:: Prompt ::
Print the entries verbatim, leaving out the images they contain.

:: Materials provided ::
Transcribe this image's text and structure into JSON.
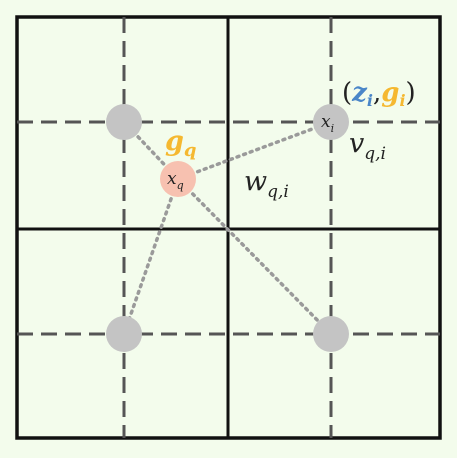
{
  "labels": {
    "query_point": "x",
    "query_point_sub": "q",
    "query_feature": "g",
    "query_feature_sub": "q",
    "neighbor_point": "x",
    "neighbor_point_sub": "i",
    "neighbor_attr_open": "(",
    "neighbor_attr_z": "z",
    "neighbor_attr_z_sub": "i",
    "neighbor_attr_comma": ",",
    "neighbor_attr_g": "g",
    "neighbor_attr_g_sub": "i",
    "neighbor_attr_close": ")",
    "weight": "w",
    "weight_sub": "q,i",
    "value": "v",
    "value_sub": "q,i"
  },
  "colors": {
    "background": "#f3fcec",
    "grid_solid": "#111111",
    "grid_dashed": "#555555",
    "node_gray": "#c4c4c4",
    "node_query": "#f7c1b0",
    "link_dotted": "#9a9a9a",
    "accent_orange": "#f5b830",
    "accent_blue": "#4a86c8",
    "text_dark": "#222222"
  }
}
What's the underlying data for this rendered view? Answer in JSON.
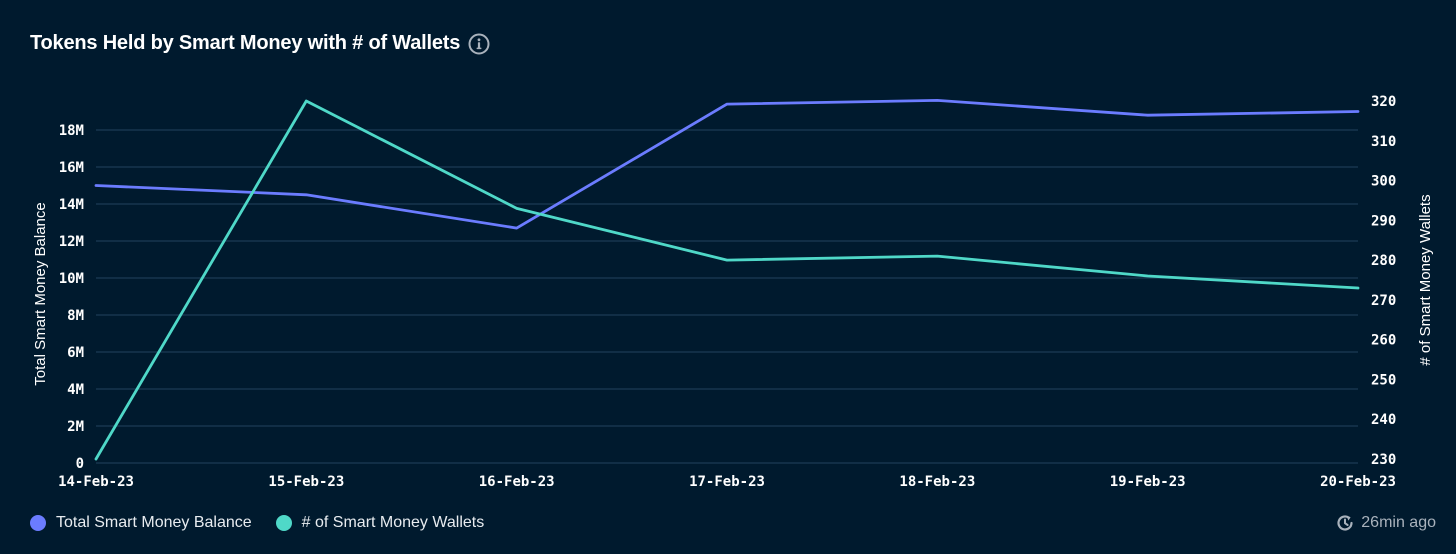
{
  "header": {
    "title": "Tokens Held by Smart Money with # of Wallets",
    "info_icon": "info-circle-icon"
  },
  "footer": {
    "updated_icon": "clock-refresh-icon",
    "updated_text": "26min ago"
  },
  "colors": {
    "background": "#001a2e",
    "balance_series": "#6b7cff",
    "wallets_series": "#4fd8c8",
    "gridline": "#17354f",
    "text": "#ffffff",
    "muted_text": "#a9b2bc"
  },
  "chart_data": {
    "type": "line",
    "title": "Tokens Held by Smart Money with # of Wallets",
    "categories": [
      "14-Feb-23",
      "15-Feb-23",
      "16-Feb-23",
      "17-Feb-23",
      "18-Feb-23",
      "19-Feb-23",
      "20-Feb-23"
    ],
    "xlabel": "",
    "y_left": {
      "label": "Total Smart Money Balance",
      "range": [
        0,
        20000000
      ],
      "ticks": [
        0,
        2000000,
        4000000,
        6000000,
        8000000,
        10000000,
        12000000,
        14000000,
        16000000,
        18000000
      ],
      "tick_labels": [
        "0",
        "2M",
        "4M",
        "6M",
        "8M",
        "10M",
        "12M",
        "14M",
        "16M",
        "18M"
      ]
    },
    "y_right": {
      "label": "# of Smart Money Wallets",
      "range": [
        230,
        320
      ],
      "ticks": [
        230,
        240,
        250,
        260,
        270,
        280,
        290,
        300,
        310,
        320
      ],
      "tick_labels": [
        "230",
        "240",
        "250",
        "260",
        "270",
        "280",
        "290",
        "300",
        "310",
        "320"
      ]
    },
    "series": [
      {
        "name": "Total Smart Money Balance",
        "axis": "left",
        "color": "#6b7cff",
        "values": [
          15000000,
          14500000,
          12700000,
          19400000,
          19600000,
          18800000,
          19000000
        ]
      },
      {
        "name": "# of Smart Money Wallets",
        "axis": "right",
        "color": "#4fd8c8",
        "values": [
          230,
          320,
          293,
          280,
          281,
          276,
          273
        ]
      }
    ],
    "grid": true,
    "legend_position": "bottom-left"
  }
}
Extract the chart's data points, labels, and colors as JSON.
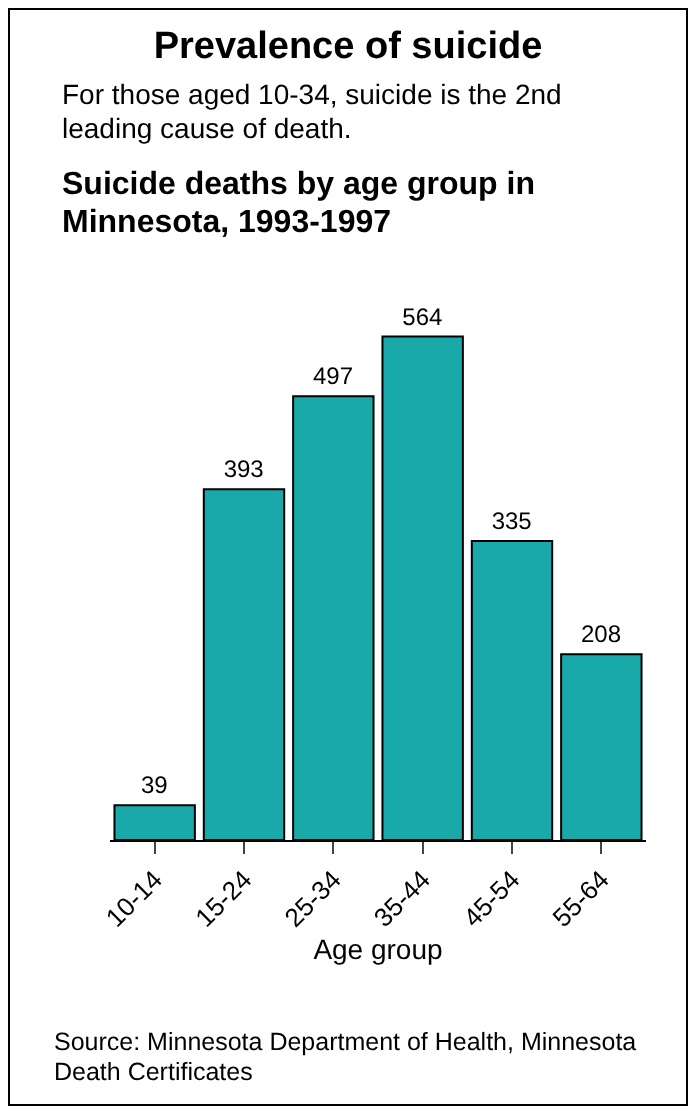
{
  "chart_data": {
    "type": "bar",
    "title": "Prevalence of suicide",
    "subtitle": "For those aged 10-34, suicide is the 2nd leading cause of death.",
    "annotations": [
      "Suicide deaths by age group in Minnesota, 1993-1997",
      "Source: Minnesota Department of Health, Minnesota Death Certificates"
    ],
    "xlabel": "Age group",
    "categories": [
      "10-14",
      "15-24",
      "25-34",
      "35-44",
      "45-54",
      "55-64"
    ],
    "values": [
      39,
      393,
      497,
      564,
      335,
      208
    ],
    "color": "#1aa9a9",
    "data_labels": true,
    "grid": false,
    "legend": false
  }
}
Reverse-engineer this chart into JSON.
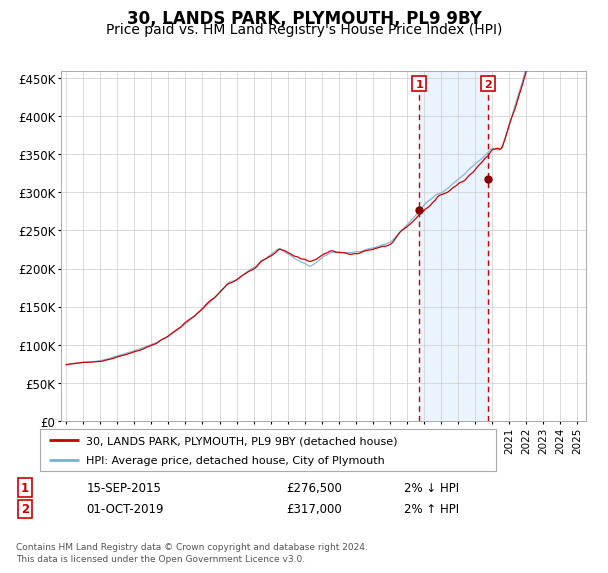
{
  "title": "30, LANDS PARK, PLYMOUTH, PL9 9BY",
  "subtitle": "Price paid vs. HM Land Registry's House Price Index (HPI)",
  "title_fontsize": 12,
  "subtitle_fontsize": 10,
  "ylabel_ticks": [
    "£0",
    "£50K",
    "£100K",
    "£150K",
    "£200K",
    "£250K",
    "£300K",
    "£350K",
    "£400K",
    "£450K"
  ],
  "ylabel_values": [
    0,
    50000,
    100000,
    150000,
    200000,
    250000,
    300000,
    350000,
    400000,
    450000
  ],
  "ylim": [
    0,
    460000
  ],
  "xlim_start": 1994.7,
  "xlim_end": 2025.5,
  "sale1_date": 2015.71,
  "sale1_price": 276500,
  "sale2_date": 2019.75,
  "sale2_price": 317000,
  "sale1_label": "15-SEP-2015",
  "sale2_label": "01-OCT-2019",
  "sale1_hpi": "2% ↓ HPI",
  "sale2_hpi": "2% ↑ HPI",
  "legend_line1": "30, LANDS PARK, PLYMOUTH, PL9 9BY (detached house)",
  "legend_line2": "HPI: Average price, detached house, City of Plymouth",
  "footer": "Contains HM Land Registry data © Crown copyright and database right 2024.\nThis data is licensed under the Open Government Licence v3.0.",
  "red_line_color": "#cc0000",
  "blue_line_color": "#7ab0d4",
  "bg_shaded_color": "#ddeeff",
  "vline_color": "#cc0000",
  "dot_color": "#880000",
  "box_color": "#cc0000",
  "grid_color": "#cccccc",
  "fig_width": 6.0,
  "fig_height": 5.6,
  "dpi": 100
}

:: Answer to this problem ::
Transcribe this image's text and structure into JSON.
{
  "labels": {
    "query_point": "x",
    "query_point_sub": "q",
    "query_feature": "g",
    "query_feature_sub": "q",
    "neighbor_point": "x",
    "neighbor_point_sub": "i",
    "neighbor_attr_open": "(",
    "neighbor_attr_z": "z",
    "neighbor_attr_z_sub": "i",
    "neighbor_attr_comma": ",",
    "neighbor_attr_g": "g",
    "neighbor_attr_g_sub": "i",
    "neighbor_attr_close": ")",
    "weight": "w",
    "weight_sub": "q,i",
    "value": "v",
    "value_sub": "q,i"
  },
  "colors": {
    "background": "#f3fcec",
    "grid_solid": "#111111",
    "grid_dashed": "#555555",
    "node_gray": "#c4c4c4",
    "node_query": "#f7c1b0",
    "link_dotted": "#9a9a9a",
    "accent_orange": "#f5b830",
    "accent_blue": "#4a86c8",
    "text_dark": "#222222"
  }
}
What's the underlying data for this rendered view? Answer in JSON.
{
  "header": {
    "title": "Tokens Held by Smart Money with # of Wallets",
    "info_icon": "info-circle-icon"
  },
  "footer": {
    "updated_icon": "clock-refresh-icon",
    "updated_text": "26min ago"
  },
  "colors": {
    "background": "#001a2e",
    "balance_series": "#6b7cff",
    "wallets_series": "#4fd8c8",
    "gridline": "#17354f",
    "text": "#ffffff",
    "muted_text": "#a9b2bc"
  },
  "chart_data": {
    "type": "line",
    "title": "Tokens Held by Smart Money with # of Wallets",
    "categories": [
      "14-Feb-23",
      "15-Feb-23",
      "16-Feb-23",
      "17-Feb-23",
      "18-Feb-23",
      "19-Feb-23",
      "20-Feb-23"
    ],
    "xlabel": "",
    "y_left": {
      "label": "Total Smart Money Balance",
      "range": [
        0,
        20000000
      ],
      "ticks": [
        0,
        2000000,
        4000000,
        6000000,
        8000000,
        10000000,
        12000000,
        14000000,
        16000000,
        18000000
      ],
      "tick_labels": [
        "0",
        "2M",
        "4M",
        "6M",
        "8M",
        "10M",
        "12M",
        "14M",
        "16M",
        "18M"
      ]
    },
    "y_right": {
      "label": "# of Smart Money Wallets",
      "range": [
        230,
        320
      ],
      "ticks": [
        230,
        240,
        250,
        260,
        270,
        280,
        290,
        300,
        310,
        320
      ],
      "tick_labels": [
        "230",
        "240",
        "250",
        "260",
        "270",
        "280",
        "290",
        "300",
        "310",
        "320"
      ]
    },
    "series": [
      {
        "name": "Total Smart Money Balance",
        "axis": "left",
        "color": "#6b7cff",
        "values": [
          15000000,
          14500000,
          12700000,
          19400000,
          19600000,
          18800000,
          19000000
        ]
      },
      {
        "name": "# of Smart Money Wallets",
        "axis": "right",
        "color": "#4fd8c8",
        "values": [
          230,
          320,
          293,
          280,
          281,
          276,
          273
        ]
      }
    ],
    "grid": true,
    "legend_position": "bottom-left"
  }
}
Extract the chart's data points, labels, and colors as JSON.
{
  "chart_data": {
    "type": "bar",
    "title": "Prevalence of suicide",
    "subtitle": "For those aged 10-34, suicide is the 2nd leading cause of death.",
    "annotations": [
      "Suicide deaths by age group in Minnesota, 1993-1997",
      "Source: Minnesota Department of Health, Minnesota Death Certificates"
    ],
    "xlabel": "Age group",
    "categories": [
      "10-14",
      "15-24",
      "25-34",
      "35-44",
      "45-54",
      "55-64"
    ],
    "values": [
      39,
      393,
      497,
      564,
      335,
      208
    ],
    "color": "#1aa9a9",
    "data_labels": true,
    "grid": false,
    "legend": false
  }
}
Reverse-engineer this chart into JSON.
{
  "title": "30, LANDS PARK, PLYMOUTH, PL9 9BY",
  "subtitle": "Price paid vs. HM Land Registry's House Price Index (HPI)",
  "title_fontsize": 12,
  "subtitle_fontsize": 10,
  "ylabel_ticks": [
    "£0",
    "£50K",
    "£100K",
    "£150K",
    "£200K",
    "£250K",
    "£300K",
    "£350K",
    "£400K",
    "£450K"
  ],
  "ylabel_values": [
    0,
    50000,
    100000,
    150000,
    200000,
    250000,
    300000,
    350000,
    400000,
    450000
  ],
  "ylim": [
    0,
    460000
  ],
  "xlim_start": 1994.7,
  "xlim_end": 2025.5,
  "sale1_date": 2015.71,
  "sale1_price": 276500,
  "sale2_date": 2019.75,
  "sale2_price": 317000,
  "sale1_label": "15-SEP-2015",
  "sale2_label": "01-OCT-2019",
  "sale1_hpi": "2% ↓ HPI",
  "sale2_hpi": "2% ↑ HPI",
  "legend_line1": "30, LANDS PARK, PLYMOUTH, PL9 9BY (detached house)",
  "legend_line2": "HPI: Average price, detached house, City of Plymouth",
  "footer": "Contains HM Land Registry data © Crown copyright and database right 2024.\nThis data is licensed under the Open Government Licence v3.0.",
  "red_line_color": "#cc0000",
  "blue_line_color": "#7ab0d4",
  "bg_shaded_color": "#ddeeff",
  "vline_color": "#cc0000",
  "dot_color": "#880000",
  "box_color": "#cc0000",
  "grid_color": "#cccccc",
  "fig_width": 6.0,
  "fig_height": 5.6,
  "dpi": 100
}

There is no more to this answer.